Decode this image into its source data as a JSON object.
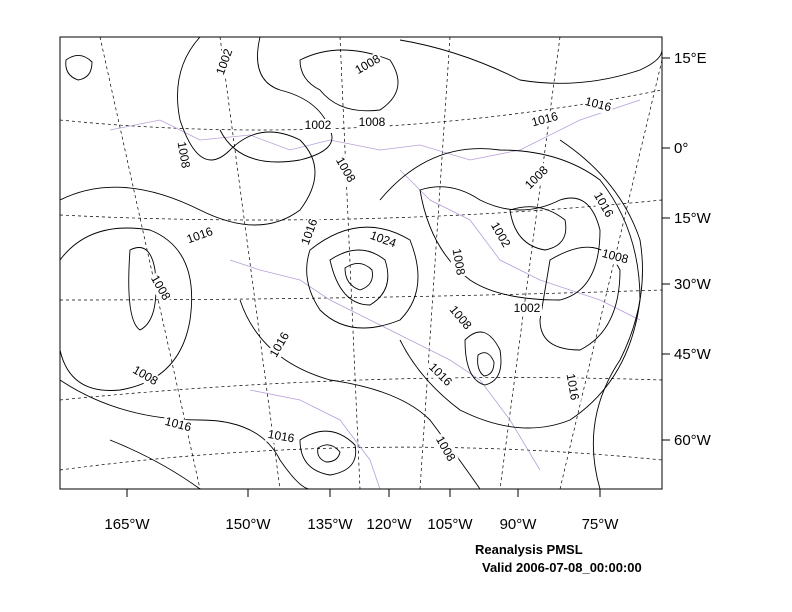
{
  "map": {
    "lon_labels": [
      "165°W",
      "150°W",
      "135°W",
      "120°W",
      "105°W",
      "90°W",
      "75°W"
    ],
    "lat_labels": [
      "15°E",
      "0°",
      "15°W",
      "30°W",
      "45°W",
      "60°W"
    ],
    "contour_labels": [
      "1002",
      "1008",
      "1002",
      "1008",
      "1016",
      "1016",
      "1008",
      "1008",
      "1008",
      "1016",
      "1016",
      "1016",
      "1024",
      "1002",
      "1008",
      "1008",
      "1008",
      "1002",
      "1008",
      "1016",
      "1016",
      "1008",
      "1016",
      "1016",
      "1016",
      "1008"
    ],
    "caption": {
      "title": "Reanalysis PMSL",
      "valid": "Valid 2006-07-08_00:00:00"
    }
  }
}
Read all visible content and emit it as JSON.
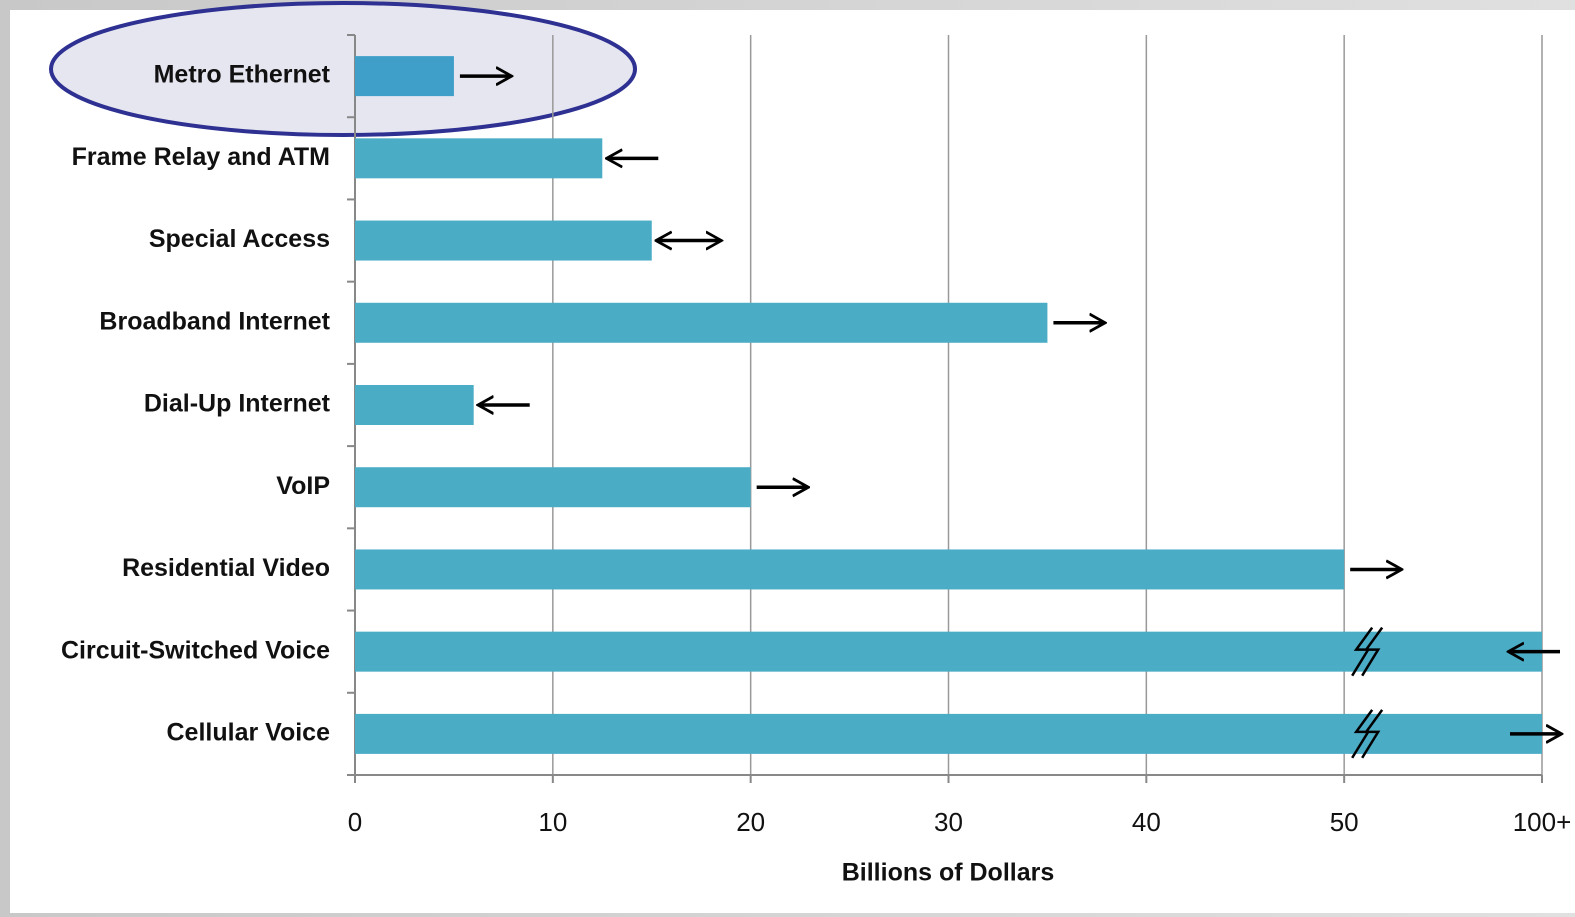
{
  "chart_data": {
    "type": "bar",
    "orientation": "horizontal",
    "categories": [
      "Metro Ethernet",
      "Frame Relay and ATM",
      "Special Access",
      "Broadband Internet",
      "Dial-Up Internet",
      "VoIP",
      "Residential Video",
      "Circuit-Switched Voice",
      "Cellular Voice"
    ],
    "values": [
      5,
      12.5,
      15,
      35,
      6,
      20,
      50,
      60,
      60
    ],
    "colors": [
      "#3f9fc8",
      "#4bacc6",
      "#4bacc6",
      "#4bacc6",
      "#4bacc6",
      "#4bacc6",
      "#4bacc6",
      "#4bacc6",
      "#4bacc6"
    ],
    "arrows": [
      "right",
      "left",
      "both",
      "right",
      "left",
      "right",
      "right",
      "left",
      "right"
    ],
    "xlim": [
      0,
      60
    ],
    "xticks": [
      0,
      10,
      20,
      30,
      40,
      50,
      {
        "value": 60,
        "label": "100+"
      }
    ],
    "xlabel": "Billions of Dollars",
    "grid": true
  }
}
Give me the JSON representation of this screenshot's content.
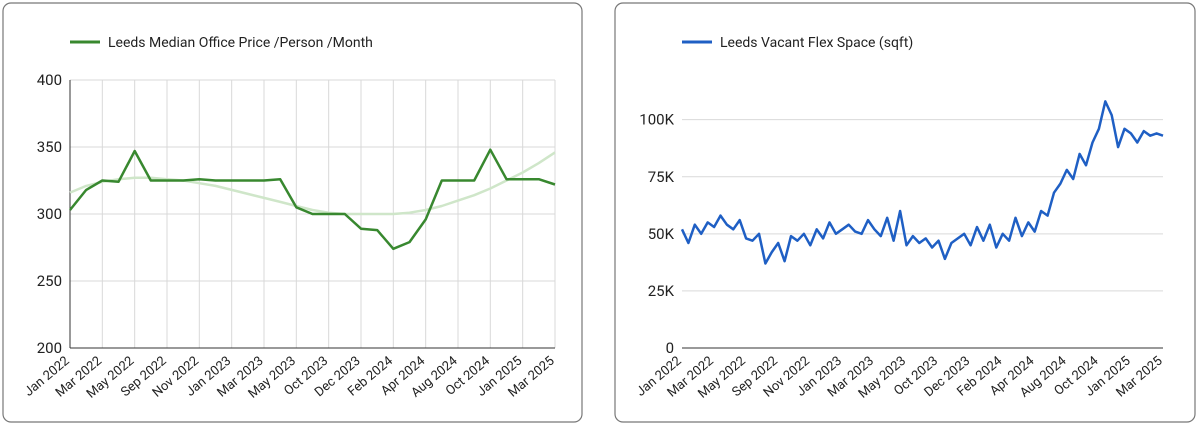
{
  "chart_data": [
    {
      "type": "line",
      "categories": [
        "Jan 2022",
        null,
        "Mar 2022",
        null,
        "May 2022",
        null,
        "Sep 2022",
        null,
        "Nov 2022",
        null,
        "Jan 2023",
        null,
        "Mar 2023",
        null,
        "May 2023",
        null,
        "Oct 2023",
        null,
        "Dec 2023",
        null,
        "Feb 2024",
        null,
        "Apr 2024",
        null,
        "Aug 2024",
        null,
        "Oct 2024",
        null,
        "Jan 2025",
        null,
        "Mar 2025"
      ],
      "series": [
        {
          "name": "Leeds Median Office Price /Person /Month",
          "color": "#38882f",
          "values": [
            303,
            318,
            325,
            324,
            347,
            325,
            325,
            325,
            326,
            325,
            325,
            325,
            325,
            326,
            305,
            300,
            300,
            300,
            289,
            288,
            274,
            279,
            296,
            325,
            325,
            325,
            348,
            326,
            326,
            326,
            322
          ]
        }
      ],
      "trendline": {
        "color": "#cfe6c9",
        "values": [
          316,
          321,
          324,
          326,
          327,
          327,
          326,
          325,
          323,
          321,
          318,
          315,
          312,
          309,
          306,
          303,
          301,
          300,
          300,
          300,
          300,
          301,
          303,
          306,
          310,
          314,
          319,
          325,
          331,
          338,
          346
        ]
      },
      "ylim": [
        200,
        400
      ],
      "yticks": [
        200,
        250,
        300,
        350,
        400
      ],
      "grid": true,
      "xgrid": true
    },
    {
      "type": "line",
      "categories": [
        "Jan 2022",
        null,
        null,
        null,
        null,
        "Mar 2022",
        null,
        null,
        null,
        null,
        "May 2022",
        null,
        null,
        null,
        null,
        "Sep 2022",
        null,
        null,
        null,
        null,
        "Nov 2022",
        null,
        null,
        null,
        null,
        "Jan 2023",
        null,
        null,
        null,
        null,
        "Mar 2023",
        null,
        null,
        null,
        null,
        "May 2023",
        null,
        null,
        null,
        null,
        "Oct 2023",
        null,
        null,
        null,
        null,
        "Dec 2023",
        null,
        null,
        null,
        null,
        "Feb 2024",
        null,
        null,
        null,
        null,
        "Apr 2024",
        null,
        null,
        null,
        null,
        "Aug 2024",
        null,
        null,
        null,
        null,
        "Oct 2024",
        null,
        null,
        null,
        null,
        "Jan 2025",
        null,
        null,
        null,
        null,
        "Mar 2025"
      ],
      "series": [
        {
          "name": "Leeds Vacant Flex Space (sqft)",
          "color": "#1f5fc4",
          "values": [
            52000,
            46000,
            54000,
            50000,
            55000,
            53000,
            58000,
            54000,
            52000,
            56000,
            48000,
            47000,
            50000,
            37000,
            42000,
            46000,
            38000,
            49000,
            47000,
            50000,
            45000,
            52000,
            48000,
            55000,
            50000,
            52000,
            54000,
            51000,
            50000,
            56000,
            52000,
            49000,
            57000,
            47000,
            60000,
            45000,
            49000,
            46000,
            48000,
            44000,
            47000,
            39000,
            46000,
            48000,
            50000,
            45000,
            53000,
            47000,
            54000,
            44000,
            50000,
            47000,
            57000,
            49000,
            55000,
            51000,
            60000,
            58000,
            68000,
            72000,
            78000,
            74000,
            85000,
            80000,
            90000,
            96000,
            108000,
            102000,
            88000,
            96000,
            94000,
            90000,
            95000,
            93000,
            94000,
            93000
          ]
        }
      ],
      "ylim": [
        0,
        120000
      ],
      "yticks": [
        0,
        {
          "value": 25000,
          "label": "25K"
        },
        {
          "value": 50000,
          "label": "50K"
        },
        {
          "value": 75000,
          "label": "75K"
        },
        {
          "value": 100000,
          "label": "100K"
        }
      ],
      "grid": true,
      "xgrid": false
    }
  ]
}
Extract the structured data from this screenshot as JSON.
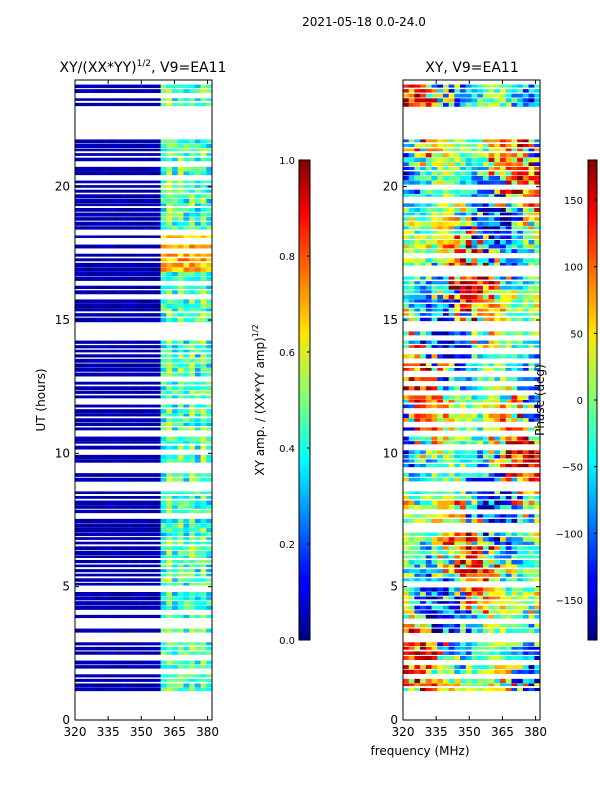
{
  "figure": {
    "suptitle": "2021-05-18 0.0-24.0",
    "xlabel": "frequency (MHz)"
  },
  "chart_data": [
    {
      "type": "heatmap",
      "title": "XY/(XX*YY)",
      "title_exponent": "1/2",
      "title_suffix": ", V9=EA11",
      "xlabel": "",
      "ylabel": "UT (hours)",
      "xlim": [
        320,
        382
      ],
      "ylim": [
        0,
        24
      ],
      "xticks": [
        "320",
        "335",
        "350",
        "365",
        "380"
      ],
      "xtick_values": [
        320,
        335,
        350,
        365,
        380
      ],
      "yticks": [
        "0",
        "5",
        "10",
        "15",
        "20"
      ],
      "ytick_values": [
        0,
        5,
        10,
        15,
        20
      ],
      "colorbar": {
        "label": "XY amp. / (XX*YY amp)",
        "label_exponent": "1/2",
        "range": [
          0.0,
          1.0
        ],
        "ticks": [
          "0.0",
          "0.2",
          "0.4",
          "0.6",
          "0.8",
          "1.0"
        ],
        "tick_values": [
          0.0,
          0.2,
          0.4,
          0.6,
          0.8,
          1.0
        ]
      },
      "flagged_hours": [
        [
          21.8,
          23.0
        ],
        [
          9.2,
          9.4
        ],
        [
          8.6,
          8.9
        ],
        [
          5.6,
          5.7
        ],
        [
          3.0,
          3.3
        ],
        [
          1.0,
          1.1
        ],
        [
          0.1,
          0.9
        ]
      ],
      "data_hours": [
        1.1,
        23.9
      ],
      "bright_band_mhz": [
        359,
        382
      ],
      "peak_hours": [
        16.8,
        18.3
      ]
    },
    {
      "type": "heatmap",
      "title": "XY, V9=EA11",
      "xlabel": "",
      "ylabel": "",
      "xlim": [
        320,
        382
      ],
      "ylim": [
        0,
        24
      ],
      "xticks": [
        "320",
        "335",
        "350",
        "365",
        "380"
      ],
      "xtick_values": [
        320,
        335,
        350,
        365,
        380
      ],
      "yticks": [
        "0",
        "5",
        "10",
        "15",
        "20"
      ],
      "ytick_values": [
        0,
        5,
        10,
        15,
        20
      ],
      "colorbar": {
        "label": "Phase (deg)",
        "range": [
          -180,
          180
        ],
        "ticks": [
          "−150",
          "−100",
          "−50",
          "0",
          "50",
          "100",
          "150"
        ],
        "tick_values": [
          -150,
          -100,
          -50,
          0,
          50,
          100,
          150
        ]
      },
      "flagged_hours": [
        [
          21.8,
          23.0
        ],
        [
          9.2,
          9.4
        ],
        [
          8.6,
          8.9
        ],
        [
          5.6,
          5.7
        ],
        [
          3.0,
          3.3
        ],
        [
          1.0,
          1.1
        ],
        [
          0.1,
          0.9
        ]
      ],
      "data_hours": [
        1.1,
        23.9
      ]
    }
  ]
}
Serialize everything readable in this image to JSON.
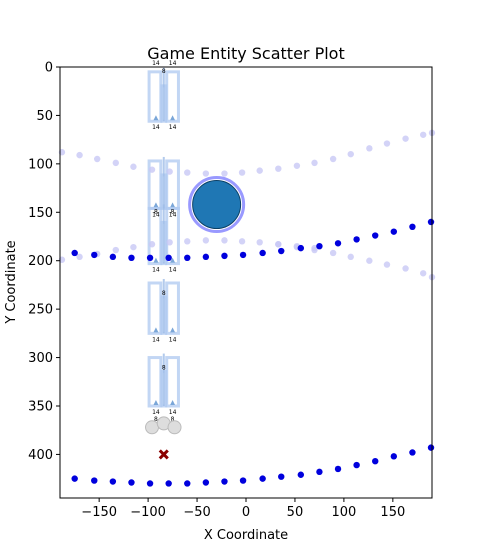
{
  "chart_data": {
    "type": "scatter",
    "title": "Game Entity Scatter Plot",
    "xlabel": "X Coordinate",
    "ylabel": "Y Coordinate",
    "xlim": [
      -190,
      190
    ],
    "ylim": [
      445,
      0
    ],
    "y_inverted": true,
    "xticks": [
      -150,
      -100,
      -50,
      0,
      50,
      100,
      150
    ],
    "yticks": [
      0,
      50,
      100,
      150,
      200,
      250,
      300,
      350,
      400
    ],
    "grid": false,
    "series": [
      {
        "role": "faint-dots-upper",
        "color": "#c8c8f5",
        "x": [
          -188,
          -170,
          -152,
          -133,
          -115,
          -96,
          -78,
          -60,
          -41,
          -22,
          -4,
          14,
          33,
          52,
          70,
          89,
          107,
          126,
          144,
          163,
          181,
          190
        ],
        "y": [
          88,
          91,
          95,
          99,
          103,
          106,
          108,
          109,
          110,
          110,
          109,
          107,
          105,
          102,
          99,
          95,
          90,
          84,
          79,
          74,
          70,
          68
        ]
      },
      {
        "role": "faint-dots-lower-rising",
        "color": "#c8c8f5",
        "x": [
          -188,
          -170,
          -152,
          -133,
          -115,
          -96,
          -78,
          -60,
          -41,
          -22,
          -4,
          14,
          33,
          52,
          70
        ],
        "y": [
          199,
          196,
          193,
          189,
          186,
          183,
          181,
          180,
          179,
          179,
          180,
          181,
          183,
          185,
          187
        ]
      },
      {
        "role": "faint-dots-lower-falling",
        "color": "#c8c8f5",
        "x": [
          33,
          52,
          70,
          89,
          107,
          126,
          144,
          163,
          181,
          190
        ],
        "y": [
          183,
          186,
          189,
          192,
          196,
          200,
          204,
          208,
          213,
          217
        ]
      },
      {
        "role": "blue-dots-middle",
        "color": "#0000dd",
        "x": [
          -175,
          -155,
          -136,
          -117,
          -98,
          -79,
          -60,
          -41,
          -22,
          -3,
          17,
          36,
          56,
          75,
          94,
          113,
          132,
          151,
          170,
          189
        ],
        "y": [
          192,
          194,
          196,
          197,
          197,
          197,
          197,
          196,
          195,
          194,
          192,
          190,
          187,
          185,
          182,
          178,
          174,
          170,
          165,
          160
        ]
      },
      {
        "role": "blue-dots-bottom",
        "color": "#0000dd",
        "x": [
          -175,
          -155,
          -136,
          -117,
          -98,
          -79,
          -60,
          -41,
          -22,
          -3,
          17,
          36,
          56,
          75,
          94,
          113,
          132,
          151,
          170,
          189
        ],
        "y": [
          425,
          427,
          428,
          429,
          430,
          430,
          430,
          429,
          428,
          427,
          425,
          423,
          421,
          418,
          415,
          411,
          407,
          402,
          398,
          393
        ]
      }
    ],
    "big_circle": {
      "x": -30,
      "y": 142,
      "color": "#1f77b4",
      "ring_color": "#8080ff"
    },
    "grey_circles": [
      {
        "x": -96,
        "y": 372
      },
      {
        "x": -84,
        "y": 368
      },
      {
        "x": -73,
        "y": 372
      }
    ],
    "x_marker": {
      "x": -84,
      "y": 400,
      "color": "#8b0000"
    },
    "rect_groups": [
      {
        "y_top": 5,
        "y_bottom": 56,
        "top_labels": [
          "14",
          "14"
        ],
        "mid_label": "8",
        "bottom_labels": [
          "14",
          "14"
        ]
      },
      {
        "y_top": 97,
        "y_bottom": 146,
        "top_labels": [],
        "mid_label": "",
        "bottom_labels": [
          "14",
          "14"
        ]
      },
      {
        "y_top": 146,
        "y_bottom": 203,
        "top_labels": [
          "8",
          "8"
        ],
        "mid_label": "",
        "bottom_labels": [
          "14",
          "14"
        ]
      },
      {
        "y_top": 223,
        "y_bottom": 275,
        "top_labels": [],
        "mid_label": "8",
        "bottom_labels": [
          "14",
          "14"
        ]
      },
      {
        "y_top": 300,
        "y_bottom": 350,
        "top_labels": [],
        "mid_label": "8",
        "bottom_labels": [
          "14",
          "14"
        ]
      }
    ],
    "bottom_sub_labels": [
      "8",
      "8"
    ]
  }
}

━━━━━━━━━━━━━━━━

• _Instructions to follow_: Exactly how many lines of the listing above contain the string "JSON"? Give no more than the number.

• _Exercise output_: 5